- [PROBLEM 1]: In the interview about the band Fanny, translate this sentence into Spanish: "Roy had a lot of vision, but he had a lot of issues."
- [PROBLEM 2]: Carry on the interview with Jean about the band Fanny, starting right after its final sentence.

- [SELECTED EXCERPT]:
○ ○ ○ ○ ○ ○ ○

TD: Let me ask you a question about Fanny’s manager, Roy Silver. In my interview with Nickey, she talked about how much she didn’t like him. What can you say about Roy?
Jean: Well, in retrospect, I don’t like him either [laughter], but I was very young, very impressionable, looking for my father, and Roy was a very powerful person. I was attracted to the power, what can I say? He ended up doing a lot of wrong things. He had a lot of vision. If only he could have stayed on the path and really harnessed all of his energy. Roy had a lot of vision, but he had a lot of issues. He kept shooting himself in the foot. So, in retrospect, I don’t like him because he was not a man of full integrity.
TD: Do you think he exerted kind of a Svengali-like influence?
Jean: Oh, you bet, you bet. Like I said, I was very young and impressionable and looking for my father.
TD: Do you think that he made a lot of wrong decisions for the band?
Jean: It’s really hard to say. You know, it is what it is, it was what it was, so therefore my philosophy is everything that goes down is as it needs to be for it’s the highest learning of every single person. Had Fanny been really meant to be a tremendous success and all of us living like the Rolling Stones, that would have happened, but that was not our path. To me, every single person is following a path, and every single situation that they bring into their lives is part of their path so.
TD: It would be safe to say that you were probably considered the most beautiful or glamorous member of the group. Did this cause you any problems?
Jean: It’s hard for me to really have a clear view of that. I knew that everyone considered that and so perhaps there was insecurity from the other girls because of that, but my overall role in the band was the peacemaker and mediator. So I more than made up for it I think.
TD: I’m going to ask you about the other members of the group. Tell me what your overall feelings are about Alice and her drumming.
Jean: I always thought that Alice was a great drummer, but one of the reasons that she and June didn’t get along was June always wanted Alice to experiment and do all this new stuff. There was a lot of fighting when we were arranging songs because Alice just didn’t want to do that. So it was hard for me to see at that point, because I was very defensive of June and not being defensive of Alice, and trying to be the mediator and peacemaker. But in retrospect, now that I hear the albums, I go shit, she was a fucking great drummer. And she’s a tremendous person. She’s always had one of the kindest, sweetest hearts I’ve ever known, and she’s very intelligent and always does her best to do the right thing. But as far as a drummer, she was a great drummer. She was right to just stay with what she was doing and not trip off and try to do all these intricate things that June wanted, which really would have been the role of a percussionist. If we had stayed together, that’s what would have happened. We would have added a percussionist to the group.

○ ○ ○ ○ ○ ○ ○

- [AVAILABLE DATA]:
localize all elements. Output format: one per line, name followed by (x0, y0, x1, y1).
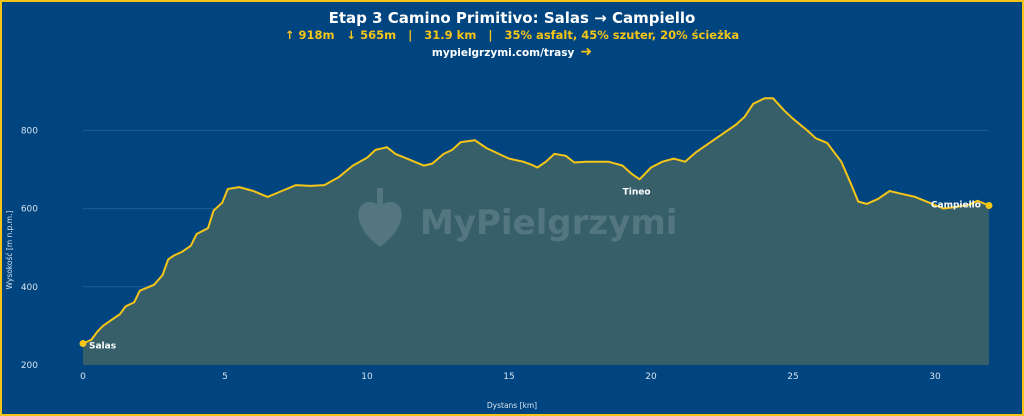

○ ○ ○ ○ ○ ○ ○

- [TASK ANSWER 1]: Roy tenía mucha visión, pero tenía muchos problemas.

- [TASK ANSWER 2]:
TD: When Alice came on board as the drummer, how did you it make you feel back then when you found out that she was gay? Did that bother you in any way?
Jean: Only to a certain extent. First of all, women were not accepted as musicians. It’s just that I was feeling a little nervous about if that would become the primary focus of the publicity about the band. As far as on a personal level, I mean, God, Alice is such a terrific person, it was not a problem, but in terms of just thinking about the overall publicity that we intended to happen for the band, we were a little nervous about how that would come about. For a long time, we never really talked about that at all. Not that if we were asked directly that we would deny it, but we certainly didn’t offer the information.
TD: Let’s talk you about your sister, June. Tell us about your relationship with her.
Jean: Well, I think she’s absolutely brilliant. She is one of the most prolific songwriters that I know. I think she is completely underrated. Her stuff is not recognized, but that has a lot to do with my philosophy on people’s paths, because I don’t think that she fully accepts herself. So, to me, whatever you really think about yourself, whether it’s conscious or unconscious, that is what you manifest in your life. So she doesn’t have a whole lot of self-esteem, and I think that translates into why she is not successful like she really should be with the amount of talent that she has. And same thing for me, why I’m not successful in that way is the lack of self-confidence. And I think that’s her path, and if those things hadn’t happened, June wouldn’t have gone off and played with Tret Fure and Cris Williamson. She would never have started going into women’s music and producing. Her path has been a trailblazer for a lot of things for women’s music, so what can you say? But for me, the dynamic with June is that I was always her shadow. I was her younger sister who supported her, and it took years and years to individuate from her, but that had to do with what my lessons are and how I see myself.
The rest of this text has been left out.